_STATED GOAL_: Write out all the material exactly. Leave nothing out.

──────── DATA SECTION

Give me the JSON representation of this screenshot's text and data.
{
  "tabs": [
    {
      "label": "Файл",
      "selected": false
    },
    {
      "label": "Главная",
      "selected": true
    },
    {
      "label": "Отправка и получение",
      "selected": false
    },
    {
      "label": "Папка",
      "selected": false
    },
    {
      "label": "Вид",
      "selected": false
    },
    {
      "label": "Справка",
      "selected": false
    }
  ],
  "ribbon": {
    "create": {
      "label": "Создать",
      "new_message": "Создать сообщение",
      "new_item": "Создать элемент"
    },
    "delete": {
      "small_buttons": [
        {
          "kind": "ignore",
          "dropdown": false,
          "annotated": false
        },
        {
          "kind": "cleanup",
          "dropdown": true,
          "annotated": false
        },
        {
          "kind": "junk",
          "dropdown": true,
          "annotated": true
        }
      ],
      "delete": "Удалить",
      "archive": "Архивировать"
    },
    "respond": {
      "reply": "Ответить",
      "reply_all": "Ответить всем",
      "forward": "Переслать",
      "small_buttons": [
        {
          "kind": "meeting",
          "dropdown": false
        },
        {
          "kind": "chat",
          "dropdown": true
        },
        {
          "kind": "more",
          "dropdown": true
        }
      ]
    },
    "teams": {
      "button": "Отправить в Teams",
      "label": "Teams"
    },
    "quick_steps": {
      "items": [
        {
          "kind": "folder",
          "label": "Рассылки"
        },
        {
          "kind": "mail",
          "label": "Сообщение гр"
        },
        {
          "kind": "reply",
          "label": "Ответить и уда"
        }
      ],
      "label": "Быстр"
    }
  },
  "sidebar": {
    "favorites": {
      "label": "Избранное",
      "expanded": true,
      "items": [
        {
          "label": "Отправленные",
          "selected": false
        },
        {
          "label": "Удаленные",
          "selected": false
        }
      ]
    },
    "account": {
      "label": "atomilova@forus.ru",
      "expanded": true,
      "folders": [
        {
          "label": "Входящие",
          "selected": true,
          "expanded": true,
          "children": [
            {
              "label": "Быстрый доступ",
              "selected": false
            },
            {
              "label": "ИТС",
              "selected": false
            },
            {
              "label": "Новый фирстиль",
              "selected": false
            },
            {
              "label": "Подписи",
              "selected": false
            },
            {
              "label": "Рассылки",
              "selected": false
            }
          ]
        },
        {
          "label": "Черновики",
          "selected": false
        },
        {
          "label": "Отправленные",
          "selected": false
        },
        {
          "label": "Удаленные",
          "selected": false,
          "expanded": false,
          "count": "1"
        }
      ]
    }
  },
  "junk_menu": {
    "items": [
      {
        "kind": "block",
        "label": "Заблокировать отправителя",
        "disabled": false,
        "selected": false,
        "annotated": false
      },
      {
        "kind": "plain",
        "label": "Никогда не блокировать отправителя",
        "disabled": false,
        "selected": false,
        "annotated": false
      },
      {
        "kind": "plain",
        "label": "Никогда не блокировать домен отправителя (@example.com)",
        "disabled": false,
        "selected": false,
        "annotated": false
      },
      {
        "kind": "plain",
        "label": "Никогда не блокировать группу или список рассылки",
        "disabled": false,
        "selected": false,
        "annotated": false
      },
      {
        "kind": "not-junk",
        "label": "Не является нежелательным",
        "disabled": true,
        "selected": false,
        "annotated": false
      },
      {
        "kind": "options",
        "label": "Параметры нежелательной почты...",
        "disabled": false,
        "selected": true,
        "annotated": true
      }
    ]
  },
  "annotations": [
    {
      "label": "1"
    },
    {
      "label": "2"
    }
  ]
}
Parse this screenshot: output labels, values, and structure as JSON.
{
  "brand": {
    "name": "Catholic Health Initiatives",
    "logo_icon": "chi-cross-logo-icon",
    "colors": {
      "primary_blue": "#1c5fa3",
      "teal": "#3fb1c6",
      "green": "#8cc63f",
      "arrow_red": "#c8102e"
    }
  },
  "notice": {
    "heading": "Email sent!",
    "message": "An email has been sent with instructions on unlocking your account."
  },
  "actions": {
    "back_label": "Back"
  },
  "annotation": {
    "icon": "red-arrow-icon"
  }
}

────────────────

_THE RESULT_:
Give me the JSON representation of this screenshot's text and data.
{
  "tabs": [
    {
      "label": "Файл",
      "selected": false
    },
    {
      "label": "Главная",
      "selected": true
    },
    {
      "label": "Отправка и получение",
      "selected": false
    },
    {
      "label": "Папка",
      "selected": false
    },
    {
      "label": "Вид",
      "selected": false
    },
    {
      "label": "Справка",
      "selected": false
    }
  ],
  "ribbon": {
    "create": {
      "label": "Создать",
      "new_message": "Создать сообщение",
      "new_item": "Создать элемент"
    },
    "delete": {
      "small_buttons": [
        {
          "kind": "ignore",
          "dropdown": false,
          "annotated": false
        },
        {
          "kind": "cleanup",
          "dropdown": true,
          "annotated": false
        },
        {
          "kind": "junk",
          "dropdown": true,
          "annotated": true
        }
      ],
      "delete": "Удалить",
      "archive": "Архивировать"
    },
    "respond": {
      "reply": "Ответить",
      "reply_all": "Ответить всем",
      "forward": "Переслать",
      "small_buttons": [
        {
          "kind": "meeting",
          "dropdown": false
        },
        {
          "kind": "chat",
          "dropdown": true
        },
        {
          "kind": "more",
          "dropdown": true
        }
      ]
    },
    "teams": {
      "button": "Отправить в Teams",
      "label": "Teams"
    },
    "quick_steps": {
      "items": [
        {
          "kind": "folder",
          "label": "Рассылки"
        },
        {
          "kind": "mail",
          "label": "Сообщение гр"
        },
        {
          "kind": "reply",
          "label": "Ответить и уда"
        }
      ],
      "label": "Быстр"
    }
  },
  "sidebar": {
    "favorites": {
      "label": "Избранное",
      "expanded": true,
      "items": [
        {
          "label": "Отправленные",
          "selected": false
        },
        {
          "label": "Удаленные",
          "selected": false
        }
      ]
    },
    "account": {
      "label": "atomilova@forus.ru",
      "expanded": true,
      "folders": [
        {
          "label": "Входящие",
          "selected": true,
          "expanded": true,
          "children": [
            {
              "label": "Быстрый доступ",
              "selected": false
            },
            {
              "label": "ИТС",
              "selected": false
            },
            {
              "label": "Новый фирстиль",
              "selected": false
            },
            {
              "label": "Подписи",
              "selected": false
            },
            {
              "label": "Рассылки",
              "selected": false
            }
          ]
        },
        {
          "label": "Черновики",
          "selected": false
        },
        {
          "label": "Отправленные",
          "selected": false
        },
        {
          "label": "Удаленные",
          "selected": false,
          "expanded": false,
          "count": "1"
        }
      ]
    }
  },
  "junk_menu": {
    "items": [
      {
        "kind": "block",
        "label": "Заблокировать отправителя",
        "disabled": false,
        "selected": false,
        "annotated": false
      },
      {
        "kind": "plain",
        "label": "Никогда не блокировать отправителя",
        "disabled": false,
        "selected": false,
        "annotated": false
      },
      {
        "kind": "plain",
        "label": "Никогда не блокировать домен отправителя (@example.com)",
        "disabled": false,
        "selected": false,
        "annotated": false
      },
      {
        "kind": "plain",
        "label": "Никогда не блокировать группу или список рассылки",
        "disabled": false,
        "selected": false,
        "annotated": false
      },
      {
        "kind": "not-junk",
        "label": "Не является нежелательным",
        "disabled": true,
        "selected": false,
        "annotated": false
      },
      {
        "kind": "options",
        "label": "Параметры нежелательной почты...",
        "disabled": false,
        "selected": true,
        "annotated": true
      }
    ]
  },
  "annotations": [
    {
      "label": "1"
    },
    {
      "label": "2"
    }
  ]
}
Parse this screenshot: output labels, values, and structure as JSON.
{
  "brand": {
    "name": "Catholic Health Initiatives",
    "logo_icon": "chi-cross-logo-icon",
    "colors": {
      "primary_blue": "#1c5fa3",
      "teal": "#3fb1c6",
      "green": "#8cc63f",
      "arrow_red": "#c8102e"
    }
  },
  "notice": {
    "heading": "Email sent!",
    "message": "An email has been sent with instructions on unlocking your account."
  },
  "actions": {
    "back_label": "Back"
  },
  "annotation": {
    "icon": "red-arrow-icon"
  }
}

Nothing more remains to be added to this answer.